BEGIN

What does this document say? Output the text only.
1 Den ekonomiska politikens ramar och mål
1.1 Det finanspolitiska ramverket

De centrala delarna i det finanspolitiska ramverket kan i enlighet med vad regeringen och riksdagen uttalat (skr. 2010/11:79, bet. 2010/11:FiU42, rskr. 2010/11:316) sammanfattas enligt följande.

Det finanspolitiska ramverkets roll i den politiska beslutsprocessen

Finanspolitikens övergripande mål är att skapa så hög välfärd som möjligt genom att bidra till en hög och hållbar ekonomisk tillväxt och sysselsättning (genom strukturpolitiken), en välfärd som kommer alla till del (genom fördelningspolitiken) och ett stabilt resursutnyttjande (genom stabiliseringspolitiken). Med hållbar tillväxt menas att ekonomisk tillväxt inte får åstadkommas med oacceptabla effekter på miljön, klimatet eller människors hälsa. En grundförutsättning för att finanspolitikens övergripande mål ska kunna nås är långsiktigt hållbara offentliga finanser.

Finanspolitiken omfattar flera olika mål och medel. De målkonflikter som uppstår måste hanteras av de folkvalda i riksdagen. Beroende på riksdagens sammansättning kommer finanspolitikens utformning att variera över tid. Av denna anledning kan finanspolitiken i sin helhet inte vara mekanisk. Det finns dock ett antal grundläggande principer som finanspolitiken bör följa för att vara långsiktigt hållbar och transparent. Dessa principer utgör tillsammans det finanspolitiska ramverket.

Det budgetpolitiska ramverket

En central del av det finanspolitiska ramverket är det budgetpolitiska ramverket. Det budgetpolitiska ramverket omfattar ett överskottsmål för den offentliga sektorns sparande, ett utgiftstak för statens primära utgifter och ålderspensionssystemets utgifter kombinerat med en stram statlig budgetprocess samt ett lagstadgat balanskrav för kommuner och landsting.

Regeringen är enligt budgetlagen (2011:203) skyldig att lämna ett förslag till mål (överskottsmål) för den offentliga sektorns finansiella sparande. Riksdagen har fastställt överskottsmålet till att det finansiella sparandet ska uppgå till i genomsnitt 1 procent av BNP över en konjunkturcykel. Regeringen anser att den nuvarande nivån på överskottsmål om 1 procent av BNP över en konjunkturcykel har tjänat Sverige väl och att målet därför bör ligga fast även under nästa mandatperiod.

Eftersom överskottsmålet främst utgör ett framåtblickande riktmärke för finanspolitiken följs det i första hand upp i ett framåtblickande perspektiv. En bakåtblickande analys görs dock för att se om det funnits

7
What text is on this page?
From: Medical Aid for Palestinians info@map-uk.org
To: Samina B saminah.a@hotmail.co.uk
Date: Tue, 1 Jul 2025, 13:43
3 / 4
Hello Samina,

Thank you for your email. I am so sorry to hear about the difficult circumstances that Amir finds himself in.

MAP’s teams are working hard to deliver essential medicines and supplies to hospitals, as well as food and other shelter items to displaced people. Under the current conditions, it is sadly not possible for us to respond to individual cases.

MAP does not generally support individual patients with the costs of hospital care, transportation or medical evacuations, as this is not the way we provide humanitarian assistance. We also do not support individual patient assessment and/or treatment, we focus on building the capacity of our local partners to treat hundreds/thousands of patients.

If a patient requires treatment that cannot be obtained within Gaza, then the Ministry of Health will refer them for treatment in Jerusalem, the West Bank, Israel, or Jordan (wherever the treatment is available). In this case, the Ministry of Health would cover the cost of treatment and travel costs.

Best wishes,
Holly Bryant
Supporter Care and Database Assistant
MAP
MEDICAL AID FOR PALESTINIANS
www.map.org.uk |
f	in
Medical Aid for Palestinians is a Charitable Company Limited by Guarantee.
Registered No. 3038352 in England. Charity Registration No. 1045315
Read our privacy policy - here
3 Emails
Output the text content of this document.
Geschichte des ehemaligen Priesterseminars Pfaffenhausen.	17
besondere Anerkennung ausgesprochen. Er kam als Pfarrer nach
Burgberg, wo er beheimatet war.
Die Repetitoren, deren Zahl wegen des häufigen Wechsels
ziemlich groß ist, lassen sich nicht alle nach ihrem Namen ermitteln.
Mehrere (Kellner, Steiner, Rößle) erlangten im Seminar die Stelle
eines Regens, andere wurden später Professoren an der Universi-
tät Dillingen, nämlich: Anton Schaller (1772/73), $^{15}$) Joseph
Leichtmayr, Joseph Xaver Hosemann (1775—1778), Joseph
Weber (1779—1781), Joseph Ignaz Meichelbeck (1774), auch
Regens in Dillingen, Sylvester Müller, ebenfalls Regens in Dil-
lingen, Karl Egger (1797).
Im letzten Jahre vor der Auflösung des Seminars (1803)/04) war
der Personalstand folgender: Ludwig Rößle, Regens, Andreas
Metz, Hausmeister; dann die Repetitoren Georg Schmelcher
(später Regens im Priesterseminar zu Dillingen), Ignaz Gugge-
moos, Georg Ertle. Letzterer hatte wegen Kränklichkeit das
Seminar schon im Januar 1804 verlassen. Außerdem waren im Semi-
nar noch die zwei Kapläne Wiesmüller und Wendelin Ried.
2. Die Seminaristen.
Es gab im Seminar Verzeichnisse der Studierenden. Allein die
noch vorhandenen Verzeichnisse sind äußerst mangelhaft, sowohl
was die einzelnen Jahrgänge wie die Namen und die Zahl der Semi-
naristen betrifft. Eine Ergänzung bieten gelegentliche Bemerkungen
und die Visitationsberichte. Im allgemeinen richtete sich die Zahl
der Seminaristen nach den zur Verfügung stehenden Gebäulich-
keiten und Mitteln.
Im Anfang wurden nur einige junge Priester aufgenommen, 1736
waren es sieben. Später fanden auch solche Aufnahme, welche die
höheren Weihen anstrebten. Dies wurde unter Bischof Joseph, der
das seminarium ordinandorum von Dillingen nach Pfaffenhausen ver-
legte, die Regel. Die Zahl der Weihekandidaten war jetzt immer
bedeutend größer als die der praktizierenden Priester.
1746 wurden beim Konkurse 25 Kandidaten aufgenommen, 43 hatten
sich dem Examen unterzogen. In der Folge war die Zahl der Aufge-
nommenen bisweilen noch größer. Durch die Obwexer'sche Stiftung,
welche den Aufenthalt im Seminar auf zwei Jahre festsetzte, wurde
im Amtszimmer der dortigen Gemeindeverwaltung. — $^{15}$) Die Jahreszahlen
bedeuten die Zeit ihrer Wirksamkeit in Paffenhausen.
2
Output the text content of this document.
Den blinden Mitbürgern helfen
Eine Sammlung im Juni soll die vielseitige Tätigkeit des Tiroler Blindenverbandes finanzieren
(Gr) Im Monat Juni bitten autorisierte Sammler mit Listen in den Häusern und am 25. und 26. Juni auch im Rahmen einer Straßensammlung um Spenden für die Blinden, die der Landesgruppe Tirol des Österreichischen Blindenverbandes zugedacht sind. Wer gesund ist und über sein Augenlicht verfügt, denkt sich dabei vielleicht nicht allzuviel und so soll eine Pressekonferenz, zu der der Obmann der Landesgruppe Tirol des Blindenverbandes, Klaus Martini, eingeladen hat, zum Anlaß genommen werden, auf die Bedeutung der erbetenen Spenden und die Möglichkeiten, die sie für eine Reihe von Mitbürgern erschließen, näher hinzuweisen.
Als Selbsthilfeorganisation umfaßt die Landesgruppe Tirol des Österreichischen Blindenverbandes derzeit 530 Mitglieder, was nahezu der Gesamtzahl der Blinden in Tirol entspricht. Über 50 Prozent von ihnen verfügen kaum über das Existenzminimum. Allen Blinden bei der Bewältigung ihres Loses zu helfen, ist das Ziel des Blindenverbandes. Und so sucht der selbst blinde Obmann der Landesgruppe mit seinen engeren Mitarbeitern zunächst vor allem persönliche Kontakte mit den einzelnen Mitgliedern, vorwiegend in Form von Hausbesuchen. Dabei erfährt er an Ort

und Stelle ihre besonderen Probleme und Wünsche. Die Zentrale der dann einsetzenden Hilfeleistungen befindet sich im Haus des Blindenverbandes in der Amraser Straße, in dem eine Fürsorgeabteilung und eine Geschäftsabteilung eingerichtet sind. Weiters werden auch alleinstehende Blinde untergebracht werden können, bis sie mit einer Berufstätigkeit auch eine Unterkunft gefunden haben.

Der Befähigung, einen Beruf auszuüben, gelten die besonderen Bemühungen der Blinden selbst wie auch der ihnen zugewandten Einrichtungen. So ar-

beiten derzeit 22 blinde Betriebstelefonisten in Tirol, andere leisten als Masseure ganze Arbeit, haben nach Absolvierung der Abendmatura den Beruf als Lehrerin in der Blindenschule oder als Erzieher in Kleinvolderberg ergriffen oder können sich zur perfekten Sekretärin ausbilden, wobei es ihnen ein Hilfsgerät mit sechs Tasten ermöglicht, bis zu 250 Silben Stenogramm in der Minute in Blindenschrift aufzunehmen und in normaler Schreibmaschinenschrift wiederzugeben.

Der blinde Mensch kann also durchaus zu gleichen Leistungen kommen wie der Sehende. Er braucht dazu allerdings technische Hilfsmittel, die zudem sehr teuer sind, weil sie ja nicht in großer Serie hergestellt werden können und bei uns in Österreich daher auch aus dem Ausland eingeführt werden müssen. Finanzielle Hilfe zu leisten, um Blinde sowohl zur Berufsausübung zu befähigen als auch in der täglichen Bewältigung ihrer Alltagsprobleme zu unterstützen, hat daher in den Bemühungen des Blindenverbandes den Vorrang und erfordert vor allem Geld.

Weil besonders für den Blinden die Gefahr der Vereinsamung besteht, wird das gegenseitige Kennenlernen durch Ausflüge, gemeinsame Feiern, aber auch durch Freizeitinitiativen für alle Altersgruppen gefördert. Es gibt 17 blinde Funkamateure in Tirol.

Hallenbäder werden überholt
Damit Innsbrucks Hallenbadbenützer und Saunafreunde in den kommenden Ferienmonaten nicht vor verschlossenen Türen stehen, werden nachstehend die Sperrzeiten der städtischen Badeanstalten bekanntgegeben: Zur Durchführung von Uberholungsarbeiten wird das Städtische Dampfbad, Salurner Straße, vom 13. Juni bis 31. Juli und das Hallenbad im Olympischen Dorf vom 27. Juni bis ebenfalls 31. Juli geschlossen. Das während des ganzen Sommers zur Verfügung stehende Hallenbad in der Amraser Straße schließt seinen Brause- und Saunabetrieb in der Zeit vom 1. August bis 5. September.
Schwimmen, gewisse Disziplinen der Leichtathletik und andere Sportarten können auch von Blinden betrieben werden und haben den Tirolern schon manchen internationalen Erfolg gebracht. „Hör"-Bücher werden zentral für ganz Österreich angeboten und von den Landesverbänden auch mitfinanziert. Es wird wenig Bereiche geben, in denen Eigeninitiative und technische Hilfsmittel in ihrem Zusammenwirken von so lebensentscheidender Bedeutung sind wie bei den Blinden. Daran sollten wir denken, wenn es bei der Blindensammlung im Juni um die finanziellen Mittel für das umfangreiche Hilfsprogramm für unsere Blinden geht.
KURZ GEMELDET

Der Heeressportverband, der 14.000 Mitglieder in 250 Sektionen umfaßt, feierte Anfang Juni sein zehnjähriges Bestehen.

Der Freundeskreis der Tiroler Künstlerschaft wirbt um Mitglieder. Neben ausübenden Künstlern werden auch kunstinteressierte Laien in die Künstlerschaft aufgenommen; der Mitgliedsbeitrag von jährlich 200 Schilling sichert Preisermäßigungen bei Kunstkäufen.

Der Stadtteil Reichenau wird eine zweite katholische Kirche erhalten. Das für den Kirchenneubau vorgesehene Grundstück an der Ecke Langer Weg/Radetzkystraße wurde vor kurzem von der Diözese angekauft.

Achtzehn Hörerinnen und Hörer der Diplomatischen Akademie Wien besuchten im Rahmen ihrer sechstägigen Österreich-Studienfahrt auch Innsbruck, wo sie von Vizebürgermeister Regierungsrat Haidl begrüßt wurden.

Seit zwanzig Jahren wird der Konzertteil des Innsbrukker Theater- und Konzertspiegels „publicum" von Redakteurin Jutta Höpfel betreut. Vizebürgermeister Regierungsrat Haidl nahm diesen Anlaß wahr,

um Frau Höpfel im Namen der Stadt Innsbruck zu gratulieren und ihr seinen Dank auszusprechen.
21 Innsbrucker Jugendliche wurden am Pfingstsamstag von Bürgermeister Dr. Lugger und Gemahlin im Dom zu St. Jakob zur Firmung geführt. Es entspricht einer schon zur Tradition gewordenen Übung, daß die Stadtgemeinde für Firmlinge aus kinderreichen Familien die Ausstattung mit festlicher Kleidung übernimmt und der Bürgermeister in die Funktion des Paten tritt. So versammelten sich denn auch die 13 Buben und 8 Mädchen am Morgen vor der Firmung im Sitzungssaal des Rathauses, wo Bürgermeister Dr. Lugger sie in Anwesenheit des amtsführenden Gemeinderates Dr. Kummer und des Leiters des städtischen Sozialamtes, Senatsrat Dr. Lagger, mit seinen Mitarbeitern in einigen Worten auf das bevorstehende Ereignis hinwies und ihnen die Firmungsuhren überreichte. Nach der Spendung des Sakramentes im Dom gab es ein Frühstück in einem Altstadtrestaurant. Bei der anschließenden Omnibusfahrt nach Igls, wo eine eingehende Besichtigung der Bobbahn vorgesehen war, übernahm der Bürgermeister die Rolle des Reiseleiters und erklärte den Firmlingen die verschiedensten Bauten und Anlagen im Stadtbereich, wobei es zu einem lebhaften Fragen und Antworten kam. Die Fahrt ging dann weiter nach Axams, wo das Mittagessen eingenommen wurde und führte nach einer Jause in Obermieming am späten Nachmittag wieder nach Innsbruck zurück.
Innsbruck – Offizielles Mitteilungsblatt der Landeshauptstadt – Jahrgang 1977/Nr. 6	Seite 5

END

(TASK GOAL)
Read through the records above and copy the lines that contain "Regens".

(ANSWER FOR THIS EXERCISE)
eines Regens, andere wurden später Professoren an der Universi-
Regens in Dillingen, Sylvester Müller, ebenfalls Regens in Dil-
der Personalstand folgender: Ludwig Rößle, Regens, Andreas
(später Regens im Priesterseminar zu Dillingen), Ignaz Gugge-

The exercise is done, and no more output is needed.